Records from a collection of figures
════════════════
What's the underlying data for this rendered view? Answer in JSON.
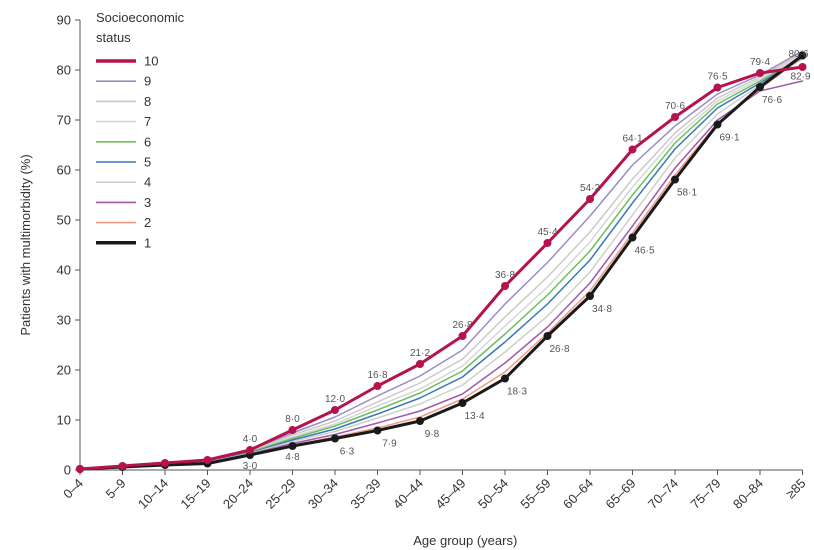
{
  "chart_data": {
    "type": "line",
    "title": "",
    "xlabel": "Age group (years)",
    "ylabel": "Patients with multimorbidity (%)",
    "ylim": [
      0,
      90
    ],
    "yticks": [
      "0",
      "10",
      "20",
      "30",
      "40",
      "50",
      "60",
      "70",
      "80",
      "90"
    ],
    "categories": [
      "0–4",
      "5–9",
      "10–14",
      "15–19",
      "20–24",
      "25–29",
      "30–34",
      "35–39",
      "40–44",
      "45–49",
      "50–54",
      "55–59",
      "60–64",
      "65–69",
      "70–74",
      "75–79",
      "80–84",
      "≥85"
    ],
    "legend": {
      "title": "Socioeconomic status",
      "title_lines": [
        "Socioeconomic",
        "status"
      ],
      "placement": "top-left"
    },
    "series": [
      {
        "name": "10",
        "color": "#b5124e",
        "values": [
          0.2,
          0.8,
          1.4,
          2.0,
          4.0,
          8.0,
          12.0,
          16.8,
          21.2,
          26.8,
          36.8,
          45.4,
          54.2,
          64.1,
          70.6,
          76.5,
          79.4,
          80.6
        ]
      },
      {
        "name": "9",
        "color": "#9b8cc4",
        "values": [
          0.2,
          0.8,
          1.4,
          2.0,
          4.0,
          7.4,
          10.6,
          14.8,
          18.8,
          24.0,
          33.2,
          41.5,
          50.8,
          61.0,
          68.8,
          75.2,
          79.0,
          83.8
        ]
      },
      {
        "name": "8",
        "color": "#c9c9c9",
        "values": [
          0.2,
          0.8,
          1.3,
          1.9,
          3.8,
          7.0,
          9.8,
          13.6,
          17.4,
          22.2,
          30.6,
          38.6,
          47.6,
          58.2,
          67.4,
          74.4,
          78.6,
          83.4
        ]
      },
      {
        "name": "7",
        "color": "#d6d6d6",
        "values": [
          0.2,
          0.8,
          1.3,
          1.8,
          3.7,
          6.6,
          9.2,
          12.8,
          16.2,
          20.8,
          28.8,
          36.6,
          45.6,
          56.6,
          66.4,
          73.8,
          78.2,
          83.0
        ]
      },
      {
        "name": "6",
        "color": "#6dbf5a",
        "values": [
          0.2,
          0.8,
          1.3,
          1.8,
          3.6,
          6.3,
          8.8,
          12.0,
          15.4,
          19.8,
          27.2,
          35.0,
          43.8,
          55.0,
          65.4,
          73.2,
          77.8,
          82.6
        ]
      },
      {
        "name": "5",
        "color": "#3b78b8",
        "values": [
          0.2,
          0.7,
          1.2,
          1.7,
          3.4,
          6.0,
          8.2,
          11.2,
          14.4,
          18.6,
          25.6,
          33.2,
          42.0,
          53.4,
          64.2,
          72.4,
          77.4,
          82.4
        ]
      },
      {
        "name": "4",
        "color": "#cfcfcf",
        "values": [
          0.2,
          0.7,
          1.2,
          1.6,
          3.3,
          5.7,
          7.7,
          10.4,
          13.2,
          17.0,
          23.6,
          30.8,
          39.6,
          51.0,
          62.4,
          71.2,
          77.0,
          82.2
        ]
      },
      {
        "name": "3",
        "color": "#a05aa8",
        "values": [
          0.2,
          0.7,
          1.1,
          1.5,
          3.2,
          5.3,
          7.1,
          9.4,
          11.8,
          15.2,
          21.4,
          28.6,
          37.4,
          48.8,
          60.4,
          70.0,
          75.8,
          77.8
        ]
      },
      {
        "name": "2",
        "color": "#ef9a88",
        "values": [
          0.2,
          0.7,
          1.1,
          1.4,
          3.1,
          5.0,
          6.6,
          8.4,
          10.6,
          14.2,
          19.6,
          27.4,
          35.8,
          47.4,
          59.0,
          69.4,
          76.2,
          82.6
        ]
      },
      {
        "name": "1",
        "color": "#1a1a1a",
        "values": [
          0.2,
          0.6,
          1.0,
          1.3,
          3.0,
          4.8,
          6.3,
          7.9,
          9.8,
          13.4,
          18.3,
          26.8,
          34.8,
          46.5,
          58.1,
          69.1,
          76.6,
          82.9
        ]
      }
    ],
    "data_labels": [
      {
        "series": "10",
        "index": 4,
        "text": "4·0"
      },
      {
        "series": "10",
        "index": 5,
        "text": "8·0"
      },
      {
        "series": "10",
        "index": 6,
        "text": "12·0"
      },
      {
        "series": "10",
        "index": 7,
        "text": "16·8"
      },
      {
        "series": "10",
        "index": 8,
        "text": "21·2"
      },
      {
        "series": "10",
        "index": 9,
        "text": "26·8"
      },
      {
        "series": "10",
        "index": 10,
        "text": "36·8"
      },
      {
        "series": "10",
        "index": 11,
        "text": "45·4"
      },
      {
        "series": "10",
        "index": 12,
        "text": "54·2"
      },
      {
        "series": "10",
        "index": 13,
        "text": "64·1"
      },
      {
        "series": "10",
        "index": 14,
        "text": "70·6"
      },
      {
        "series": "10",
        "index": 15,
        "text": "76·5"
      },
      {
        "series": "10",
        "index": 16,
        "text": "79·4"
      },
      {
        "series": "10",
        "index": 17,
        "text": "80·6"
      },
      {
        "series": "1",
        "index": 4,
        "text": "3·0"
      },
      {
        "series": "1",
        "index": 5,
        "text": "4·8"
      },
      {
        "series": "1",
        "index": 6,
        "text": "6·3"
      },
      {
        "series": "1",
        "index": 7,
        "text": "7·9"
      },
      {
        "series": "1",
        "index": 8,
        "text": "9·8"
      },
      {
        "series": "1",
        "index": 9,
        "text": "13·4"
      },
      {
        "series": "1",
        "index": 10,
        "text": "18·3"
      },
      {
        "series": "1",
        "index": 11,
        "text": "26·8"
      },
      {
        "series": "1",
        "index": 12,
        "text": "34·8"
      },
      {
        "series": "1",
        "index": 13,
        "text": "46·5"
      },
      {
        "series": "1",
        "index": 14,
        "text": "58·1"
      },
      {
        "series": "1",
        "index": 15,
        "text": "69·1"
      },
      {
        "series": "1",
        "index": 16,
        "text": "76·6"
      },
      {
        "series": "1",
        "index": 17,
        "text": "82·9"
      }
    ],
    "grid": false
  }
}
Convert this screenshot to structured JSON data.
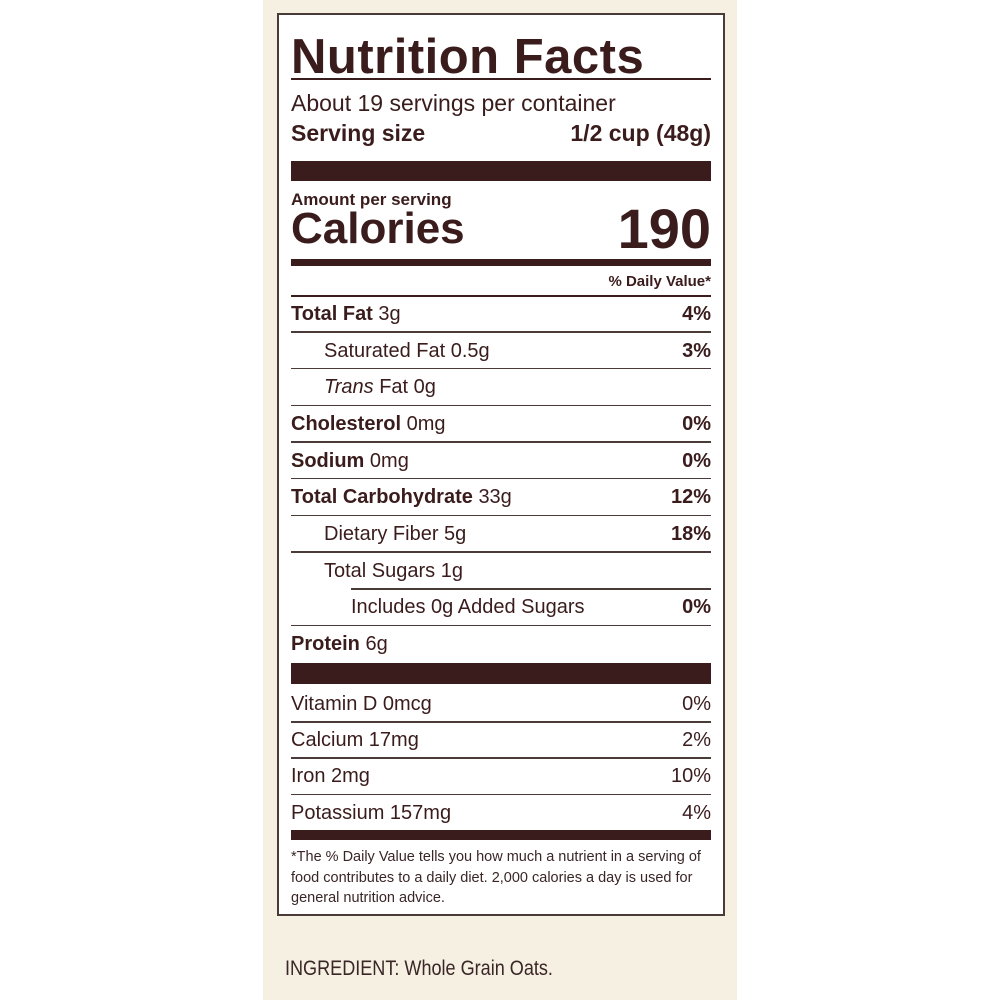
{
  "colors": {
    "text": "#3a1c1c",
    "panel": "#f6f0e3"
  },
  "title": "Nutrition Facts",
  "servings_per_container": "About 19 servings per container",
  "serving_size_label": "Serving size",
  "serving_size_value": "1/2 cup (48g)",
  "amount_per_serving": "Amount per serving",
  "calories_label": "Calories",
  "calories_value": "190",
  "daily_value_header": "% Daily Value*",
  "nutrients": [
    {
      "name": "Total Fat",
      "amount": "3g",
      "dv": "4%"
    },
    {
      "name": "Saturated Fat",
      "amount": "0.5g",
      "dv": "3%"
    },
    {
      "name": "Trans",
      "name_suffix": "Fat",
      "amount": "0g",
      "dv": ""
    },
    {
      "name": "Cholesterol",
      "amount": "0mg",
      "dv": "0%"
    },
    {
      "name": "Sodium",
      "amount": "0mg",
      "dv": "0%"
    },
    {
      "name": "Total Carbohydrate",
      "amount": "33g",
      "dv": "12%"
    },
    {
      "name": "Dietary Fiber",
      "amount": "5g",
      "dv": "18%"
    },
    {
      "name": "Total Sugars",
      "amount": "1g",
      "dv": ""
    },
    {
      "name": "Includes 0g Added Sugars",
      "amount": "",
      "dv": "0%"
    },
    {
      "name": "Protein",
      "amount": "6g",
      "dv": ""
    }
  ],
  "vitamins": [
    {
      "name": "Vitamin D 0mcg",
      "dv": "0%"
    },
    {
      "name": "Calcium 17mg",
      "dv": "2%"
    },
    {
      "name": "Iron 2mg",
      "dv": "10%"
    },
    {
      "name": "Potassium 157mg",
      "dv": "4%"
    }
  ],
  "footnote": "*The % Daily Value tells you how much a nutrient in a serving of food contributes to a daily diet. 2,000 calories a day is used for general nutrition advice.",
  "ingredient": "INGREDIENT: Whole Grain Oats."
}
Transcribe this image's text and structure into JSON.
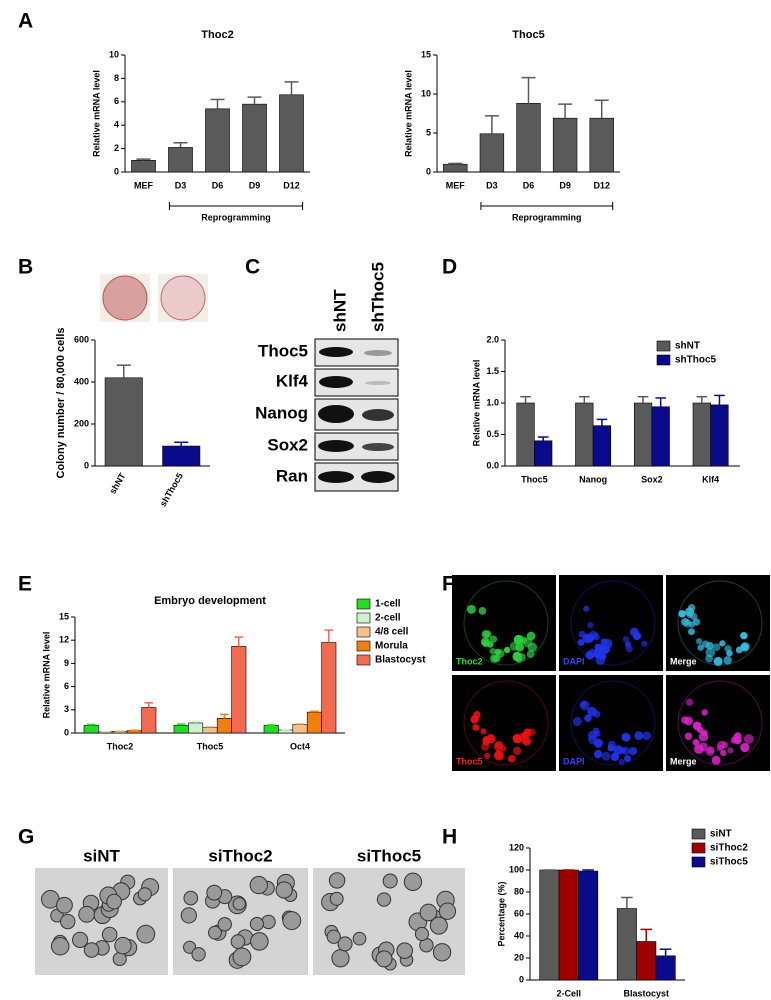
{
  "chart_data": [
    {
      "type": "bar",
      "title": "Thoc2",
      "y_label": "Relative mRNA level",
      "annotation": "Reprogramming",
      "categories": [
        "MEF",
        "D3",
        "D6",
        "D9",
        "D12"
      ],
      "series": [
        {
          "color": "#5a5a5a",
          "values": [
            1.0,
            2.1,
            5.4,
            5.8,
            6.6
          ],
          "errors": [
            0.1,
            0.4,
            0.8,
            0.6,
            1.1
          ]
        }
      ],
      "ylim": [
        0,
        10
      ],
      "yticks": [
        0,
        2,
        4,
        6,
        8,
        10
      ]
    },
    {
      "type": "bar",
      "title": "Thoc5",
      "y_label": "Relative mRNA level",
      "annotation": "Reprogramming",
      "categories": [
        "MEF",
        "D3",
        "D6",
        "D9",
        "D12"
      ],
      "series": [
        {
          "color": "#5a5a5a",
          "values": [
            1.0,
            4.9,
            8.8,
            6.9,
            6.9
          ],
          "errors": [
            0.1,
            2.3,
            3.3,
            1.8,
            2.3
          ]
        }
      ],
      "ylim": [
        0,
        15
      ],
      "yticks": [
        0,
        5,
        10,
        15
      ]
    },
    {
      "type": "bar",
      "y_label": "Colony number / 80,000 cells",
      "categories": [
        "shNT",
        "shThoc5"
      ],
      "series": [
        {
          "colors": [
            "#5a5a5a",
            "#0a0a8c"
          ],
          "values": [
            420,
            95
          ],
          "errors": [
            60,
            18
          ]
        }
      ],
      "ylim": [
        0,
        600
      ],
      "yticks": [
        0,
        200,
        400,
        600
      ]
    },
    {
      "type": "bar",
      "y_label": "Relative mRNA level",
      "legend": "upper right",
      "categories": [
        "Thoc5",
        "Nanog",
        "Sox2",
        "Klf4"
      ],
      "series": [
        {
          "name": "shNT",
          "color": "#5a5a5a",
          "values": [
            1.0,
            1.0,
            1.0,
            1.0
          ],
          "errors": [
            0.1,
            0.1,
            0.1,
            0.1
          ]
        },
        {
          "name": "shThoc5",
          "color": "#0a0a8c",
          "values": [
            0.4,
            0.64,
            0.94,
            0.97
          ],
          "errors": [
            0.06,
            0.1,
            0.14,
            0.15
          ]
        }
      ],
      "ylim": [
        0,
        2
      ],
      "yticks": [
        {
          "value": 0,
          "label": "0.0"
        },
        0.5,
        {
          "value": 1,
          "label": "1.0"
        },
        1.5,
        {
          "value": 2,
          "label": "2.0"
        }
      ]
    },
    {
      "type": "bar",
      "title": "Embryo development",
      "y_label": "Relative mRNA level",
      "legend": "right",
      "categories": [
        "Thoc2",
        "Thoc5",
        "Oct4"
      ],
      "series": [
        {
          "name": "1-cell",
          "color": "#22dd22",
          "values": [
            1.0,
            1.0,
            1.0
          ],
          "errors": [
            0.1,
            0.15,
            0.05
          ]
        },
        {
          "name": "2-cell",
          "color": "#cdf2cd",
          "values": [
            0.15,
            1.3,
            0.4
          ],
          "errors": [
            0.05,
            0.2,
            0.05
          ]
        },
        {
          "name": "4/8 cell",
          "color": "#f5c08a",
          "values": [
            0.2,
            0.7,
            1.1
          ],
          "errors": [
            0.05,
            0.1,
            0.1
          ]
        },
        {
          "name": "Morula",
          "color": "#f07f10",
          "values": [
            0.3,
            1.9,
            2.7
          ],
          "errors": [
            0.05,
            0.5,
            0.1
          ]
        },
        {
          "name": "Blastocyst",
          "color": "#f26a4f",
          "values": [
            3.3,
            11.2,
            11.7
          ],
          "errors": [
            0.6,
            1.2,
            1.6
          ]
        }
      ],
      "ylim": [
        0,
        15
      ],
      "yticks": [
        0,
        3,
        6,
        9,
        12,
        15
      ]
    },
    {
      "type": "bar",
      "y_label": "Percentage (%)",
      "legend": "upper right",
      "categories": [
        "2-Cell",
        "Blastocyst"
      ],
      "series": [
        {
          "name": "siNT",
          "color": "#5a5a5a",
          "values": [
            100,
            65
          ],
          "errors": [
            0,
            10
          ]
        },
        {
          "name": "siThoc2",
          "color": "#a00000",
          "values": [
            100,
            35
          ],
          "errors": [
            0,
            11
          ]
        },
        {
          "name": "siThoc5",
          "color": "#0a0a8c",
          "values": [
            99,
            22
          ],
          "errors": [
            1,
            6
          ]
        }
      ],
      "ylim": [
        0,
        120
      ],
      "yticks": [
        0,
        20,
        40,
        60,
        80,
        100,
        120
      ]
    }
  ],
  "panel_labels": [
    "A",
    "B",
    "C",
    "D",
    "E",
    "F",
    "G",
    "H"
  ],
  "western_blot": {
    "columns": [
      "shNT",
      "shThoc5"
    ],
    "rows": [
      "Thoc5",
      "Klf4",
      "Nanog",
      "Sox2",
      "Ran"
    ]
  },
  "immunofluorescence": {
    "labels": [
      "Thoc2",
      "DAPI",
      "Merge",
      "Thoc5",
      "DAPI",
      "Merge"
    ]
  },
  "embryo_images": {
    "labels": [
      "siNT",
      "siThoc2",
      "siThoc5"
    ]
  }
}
════════════════
Only the lines that contain the string "Daily" should be copied from the entries above.

■ Answer section:
  "daily_value_header": "% Daily Value*",
  "footnote": "*The % Daily Value tells you how much a nutrient in a serving of food contributes to a daily diet. 2,000 calories a day is used for general nutrition advice.",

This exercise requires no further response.